▶ INPUT DATA
--------
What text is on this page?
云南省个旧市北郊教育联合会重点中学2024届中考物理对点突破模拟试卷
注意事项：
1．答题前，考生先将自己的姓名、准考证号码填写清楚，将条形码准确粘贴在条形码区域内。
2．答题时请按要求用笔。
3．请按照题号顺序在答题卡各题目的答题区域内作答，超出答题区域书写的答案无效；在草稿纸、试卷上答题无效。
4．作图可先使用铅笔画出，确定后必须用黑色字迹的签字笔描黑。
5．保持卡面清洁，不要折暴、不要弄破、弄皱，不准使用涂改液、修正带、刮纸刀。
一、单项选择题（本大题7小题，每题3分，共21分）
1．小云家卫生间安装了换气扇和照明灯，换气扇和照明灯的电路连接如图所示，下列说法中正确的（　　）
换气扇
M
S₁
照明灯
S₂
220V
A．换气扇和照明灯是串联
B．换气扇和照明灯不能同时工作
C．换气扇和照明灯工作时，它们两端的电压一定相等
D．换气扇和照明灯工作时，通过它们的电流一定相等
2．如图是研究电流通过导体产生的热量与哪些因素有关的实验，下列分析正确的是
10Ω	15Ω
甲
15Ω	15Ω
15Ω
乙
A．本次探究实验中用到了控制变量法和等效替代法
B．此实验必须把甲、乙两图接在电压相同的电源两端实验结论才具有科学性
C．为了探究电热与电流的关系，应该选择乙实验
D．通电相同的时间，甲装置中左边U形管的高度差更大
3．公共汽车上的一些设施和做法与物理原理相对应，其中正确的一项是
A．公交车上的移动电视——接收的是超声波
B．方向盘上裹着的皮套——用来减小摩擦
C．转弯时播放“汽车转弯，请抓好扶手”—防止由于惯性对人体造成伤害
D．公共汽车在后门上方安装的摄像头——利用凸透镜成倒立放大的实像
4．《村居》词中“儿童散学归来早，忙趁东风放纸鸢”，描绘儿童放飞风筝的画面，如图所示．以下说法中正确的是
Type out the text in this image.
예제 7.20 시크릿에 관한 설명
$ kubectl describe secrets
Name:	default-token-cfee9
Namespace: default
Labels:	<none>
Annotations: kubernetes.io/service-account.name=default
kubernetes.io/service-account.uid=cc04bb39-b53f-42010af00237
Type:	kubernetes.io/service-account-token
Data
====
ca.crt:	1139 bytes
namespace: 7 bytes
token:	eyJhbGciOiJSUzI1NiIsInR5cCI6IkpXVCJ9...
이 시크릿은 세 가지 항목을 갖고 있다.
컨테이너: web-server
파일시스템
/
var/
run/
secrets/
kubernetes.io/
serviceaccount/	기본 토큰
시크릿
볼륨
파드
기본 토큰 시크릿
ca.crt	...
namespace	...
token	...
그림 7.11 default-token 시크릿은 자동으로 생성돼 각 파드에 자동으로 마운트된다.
--------
▶ YOUR OBJECTIVE
Say the number of lines in the listing that hold "换气扇和照明灯工作时", with no added words.

▶ TASK ANSWER
2